----- Data -----

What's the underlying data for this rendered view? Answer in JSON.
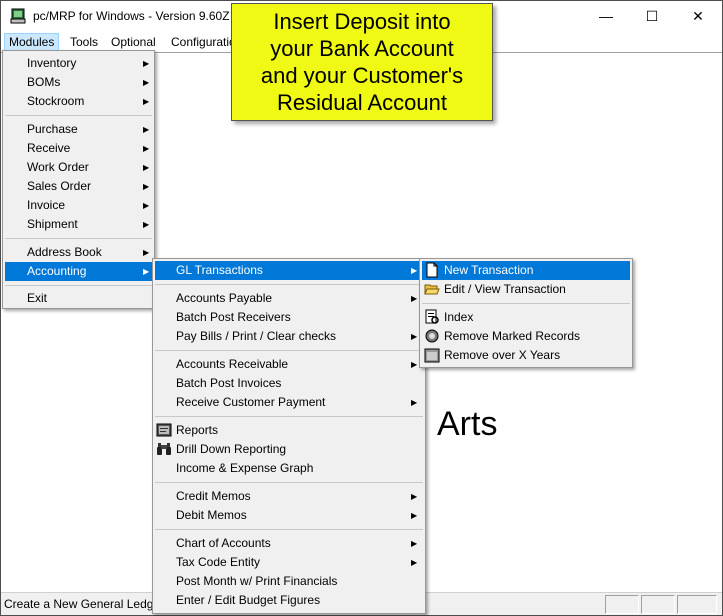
{
  "window": {
    "title": "pc/MRP for Windows - Version 9.60Z",
    "minimize": "—",
    "maximize": "☐",
    "close": "✕"
  },
  "menubar": [
    "Modules",
    "Tools",
    "Optional",
    "Configuratio"
  ],
  "callout": "Insert Deposit into\nyour Bank Account\nand your Customer's\nResidual Account",
  "logo_text": "Arts",
  "status": {
    "text": "Create a New General Ledger tr"
  },
  "modules_menu": [
    "Inventory",
    "BOMs",
    "Stockroom",
    "Purchase",
    "Receive",
    "Work Order",
    "Sales Order",
    "Invoice",
    "Shipment",
    "Address Book",
    "Accounting",
    "Exit"
  ],
  "accounting_menu": [
    "GL Transactions",
    "Accounts Payable",
    "Batch Post Receivers",
    "Pay Bills / Print / Clear checks",
    "Accounts Receivable",
    "Batch Post Invoices",
    "Receive Customer Payment",
    "Reports",
    "Drill Down Reporting",
    "Income & Expense Graph",
    "Credit Memos",
    "Debit Memos",
    "Chart of Accounts",
    "Tax Code Entity",
    "Post Month w/ Print Financials",
    "Enter / Edit Budget Figures"
  ],
  "gl_menu": [
    "New Transaction",
    "Edit / View Transaction",
    "Index",
    "Remove Marked Records",
    "Remove over X Years"
  ],
  "colors": {
    "highlight": "#0078d7",
    "callout": "#f0f914",
    "menu_bg": "#f0f0f0"
  }
}
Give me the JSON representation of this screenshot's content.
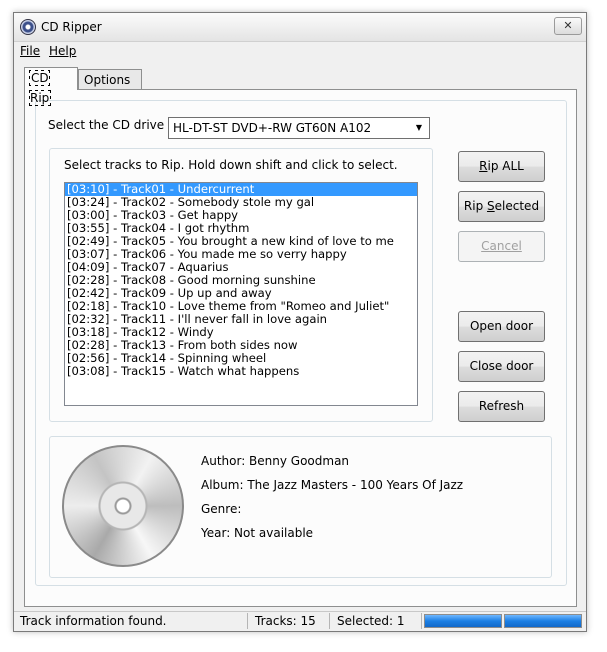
{
  "window": {
    "title": "CD Ripper",
    "close_glyph": "✕"
  },
  "menu": {
    "file": "File",
    "help": "Help"
  },
  "tabs": [
    {
      "label": "CD Rip"
    },
    {
      "label": "Options"
    }
  ],
  "drive": {
    "label": "Select the CD drive",
    "selected": "HL-DT-ST DVD+-RW GT60N A102"
  },
  "tracks": {
    "hint": "Select tracks to Rip. Hold down shift and click to select.",
    "items": [
      "[03:10] - Track01 - Undercurrent",
      "[03:24] - Track02 - Somebody stole my gal",
      "[03:00] - Track03 - Get happy",
      "[03:55] - Track04 - I got rhythm",
      "[02:49] - Track05 - You brought a new kind of love to me",
      "[03:07] - Track06 - You made me so verry happy",
      "[04:09] - Track07 - Aquarius",
      "[02:28] - Track08 - Good morning sunshine",
      "[02:42] - Track09 - Up up and away",
      "[02:18] - Track10 - Love theme from \"Romeo and Juliet\"",
      "[02:32] - Track11 - I'll never fall in love again",
      "[03:18] - Track12 - Windy",
      "[02:28] - Track13 - From both sides now",
      "[02:56] - Track14 - Spinning wheel",
      "[03:08] - Track15 - Watch what happens"
    ],
    "selected_index": 0
  },
  "buttons": {
    "rip_all": "Rip ALL",
    "rip_selected": "Rip Selected",
    "cancel": "Cancel",
    "open_door": "Open door",
    "close_door": "Close door",
    "refresh": "Refresh"
  },
  "info": {
    "author": "Author: Benny Goodman",
    "album": "Album: The Jazz Masters - 100 Years Of Jazz",
    "genre": "Genre:",
    "year": "Year: Not available"
  },
  "status": {
    "message": "Track information found.",
    "tracks": "Tracks: 15",
    "selected": "Selected: 1",
    "progress1": 1.0,
    "progress2": 1.0
  },
  "colors": {
    "selection": "#3399ff",
    "progress": "#1c7fe4"
  }
}
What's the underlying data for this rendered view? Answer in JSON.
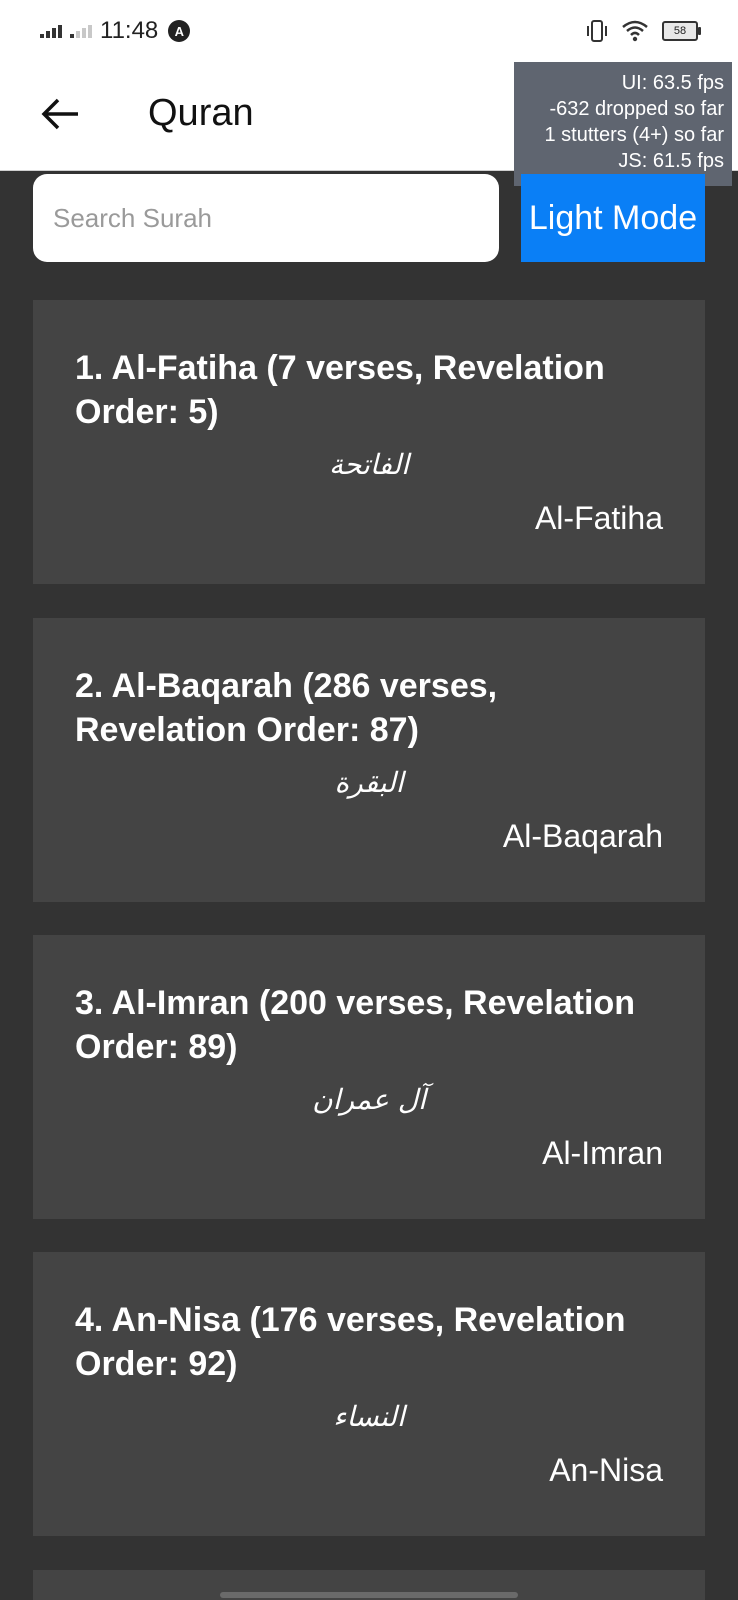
{
  "status_bar": {
    "time": "11:48",
    "nav_badge": "A",
    "battery": "58"
  },
  "header": {
    "title": "Quran"
  },
  "perf": {
    "lines": [
      "UI: 63.5 fps",
      "-632 dropped so far",
      "1 stutters (4+) so far",
      "JS: 61.5 fps"
    ]
  },
  "search": {
    "placeholder": "Search Surah"
  },
  "mode_button": {
    "label": "Light Mode"
  },
  "surahs": [
    {
      "title": "1. Al-Fatiha (7 verses, Revelation Order: 5)",
      "arabic": "الفاتحة",
      "name": "Al-Fatiha"
    },
    {
      "title": "2. Al-Baqarah (286 verses, Revelation Order: 87)",
      "arabic": "البقرة",
      "name": "Al-Baqarah"
    },
    {
      "title": "3. Al-Imran (200 verses, Revelation Order: 89)",
      "arabic": "آل عمران",
      "name": "Al-Imran"
    },
    {
      "title": "4. An-Nisa (176 verses, Revelation Order: 92)",
      "arabic": "النساء",
      "name": "An-Nisa"
    }
  ],
  "colors": {
    "background": "#333333",
    "card": "#444444",
    "accent": "#0a7ff6"
  }
}
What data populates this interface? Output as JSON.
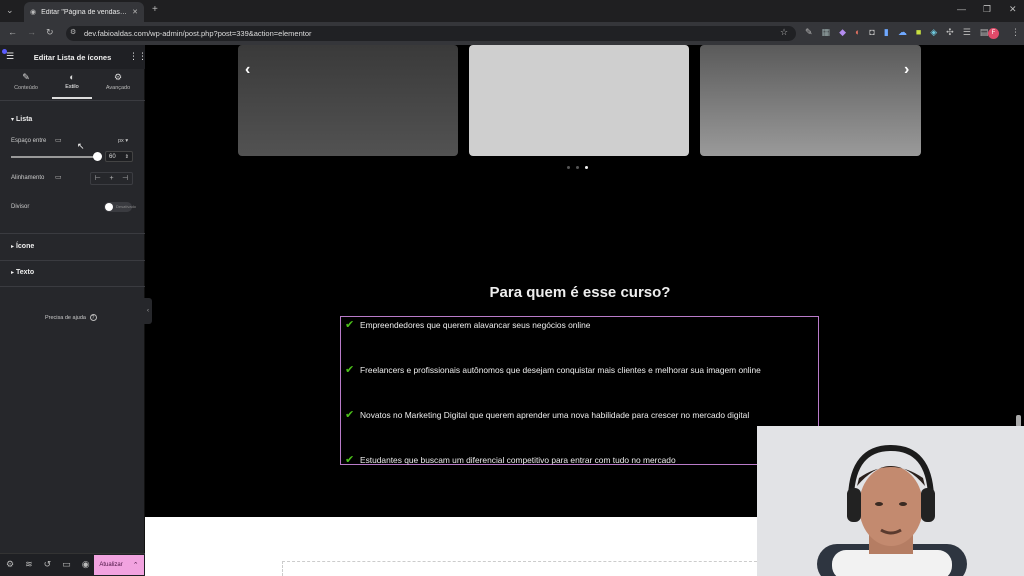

-----

### Work to do:
Return the entries unchanged, save for the pictures, which do not belong in the copy.

### Right answer:
What's the underlying data for this rendered view? Answer in JSON.
{
  "window": {
    "title": "pc/MRP for Windows - Version 9.60Z",
    "minimize": "—",
    "maximize": "☐",
    "close": "✕"
  },
  "menubar": [
    "Modules",
    "Tools",
    "Optional",
    "Configuratio"
  ],
  "callout": "Insert Deposit into\nyour Bank Account\nand your Customer's\nResidual Account",
  "logo_text": "Arts",
  "status": {
    "text": "Create a New General Ledger tr"
  },
  "modules_menu": [
    "Inventory",
    "BOMs",
    "Stockroom",
    "Purchase",
    "Receive",
    "Work Order",
    "Sales Order",
    "Invoice",
    "Shipment",
    "Address Book",
    "Accounting",
    "Exit"
  ],
  "accounting_menu": [
    "GL Transactions",
    "Accounts Payable",
    "Batch Post Receivers",
    "Pay Bills / Print / Clear checks",
    "Accounts Receivable",
    "Batch Post Invoices",
    "Receive Customer Payment",
    "Reports",
    "Drill Down Reporting",
    "Income & Expense Graph",
    "Credit Memos",
    "Debit Memos",
    "Chart of Accounts",
    "Tax Code Entity",
    "Post Month w/ Print Financials",
    "Enter / Edit Budget Figures"
  ],
  "gl_menu": [
    "New Transaction",
    "Edit / View Transaction",
    "Index",
    "Remove Marked Records",
    "Remove over X Years"
  ],
  "colors": {
    "highlight": "#0078d7",
    "callout": "#f0f914",
    "menu_bg": "#f0f0f0"
  }
}
Give me the JSON representation of this screenshot's content.
{
  "window": {
    "title": "CD Ripper",
    "close_glyph": "✕"
  },
  "menu": {
    "file": "File",
    "help": "Help"
  },
  "tabs": [
    {
      "label": "CD Rip"
    },
    {
      "label": "Options"
    }
  ],
  "drive": {
    "label": "Select the CD drive",
    "selected": "HL-DT-ST DVD+-RW GT60N A102"
  },
  "tracks": {
    "hint": "Select tracks to Rip. Hold down shift and click to select.",
    "items": [
      "[03:10] - Track01 - Undercurrent",
      "[03:24] - Track02 - Somebody stole my gal",
      "[03:00] - Track03 - Get happy",
      "[03:55] - Track04 - I got rhythm",
      "[02:49] - Track05 - You brought a new kind of love to me",
      "[03:07] - Track06 - You made me so verry happy",
      "[04:09] - Track07 - Aquarius",
      "[02:28] - Track08 - Good morning sunshine",
      "[02:42] - Track09 - Up up and away",
      "[02:18] - Track10 - Love theme from \"Romeo and Juliet\"",
      "[02:32] - Track11 - I'll never fall in love again",
      "[03:18] - Track12 - Windy",
      "[02:28] - Track13 - From both sides now",
      "[02:56] - Track14 - Spinning wheel",
      "[03:08] - Track15 - Watch what happens"
    ],
    "selected_index": 0
  },
  "buttons": {
    "rip_all": "Rip ALL",
    "rip_selected": "Rip Selected",
    "cancel": "Cancel",
    "open_door": "Open door",
    "close_door": "Close door",
    "refresh": "Refresh"
  },
  "info": {
    "author": "Author: Benny Goodman",
    "album": "Album: The Jazz Masters - 100 Years Of Jazz",
    "genre": "Genre:",
    "year": "Year: Not available"
  },
  "status": {
    "message": "Track information found.",
    "tracks": "Tracks: 15",
    "selected": "Selected: 1",
    "progress1": 1.0,
    "progress2": 1.0
  },
  "colors": {
    "selection": "#3399ff",
    "progress": "#1c7fe4"
  }
}
What's the underlying data for this rendered view? Answer in JSON.
{
  "status_bar": {
    "time": "11:48",
    "nav_badge": "A",
    "battery": "58"
  },
  "header": {
    "title": "Quran"
  },
  "perf": {
    "lines": [
      "UI: 63.5 fps",
      "-632 dropped so far",
      "1 stutters (4+) so far",
      "JS: 61.5 fps"
    ]
  },
  "search": {
    "placeholder": "Search Surah"
  },
  "mode_button": {
    "label": "Light Mode"
  },
  "surahs": [
    {
      "title": "1. Al-Fatiha (7 verses, Revelation Order: 5)",
      "arabic": "الفاتحة",
      "name": "Al-Fatiha"
    },
    {
      "title": "2. Al-Baqarah (286 verses, Revelation Order: 87)",
      "arabic": "البقرة",
      "name": "Al-Baqarah"
    },
    {
      "title": "3. Al-Imran (200 verses, Revelation Order: 89)",
      "arabic": "آل عمران",
      "name": "Al-Imran"
    },
    {
      "title": "4. An-Nisa (176 verses, Revelation Order: 92)",
      "arabic": "النساء",
      "name": "An-Nisa"
    }
  ],
  "colors": {
    "background": "#333333",
    "card": "#444444",
    "accent": "#0a7ff6"
  }
}
What data populates this interface? Output as JSON.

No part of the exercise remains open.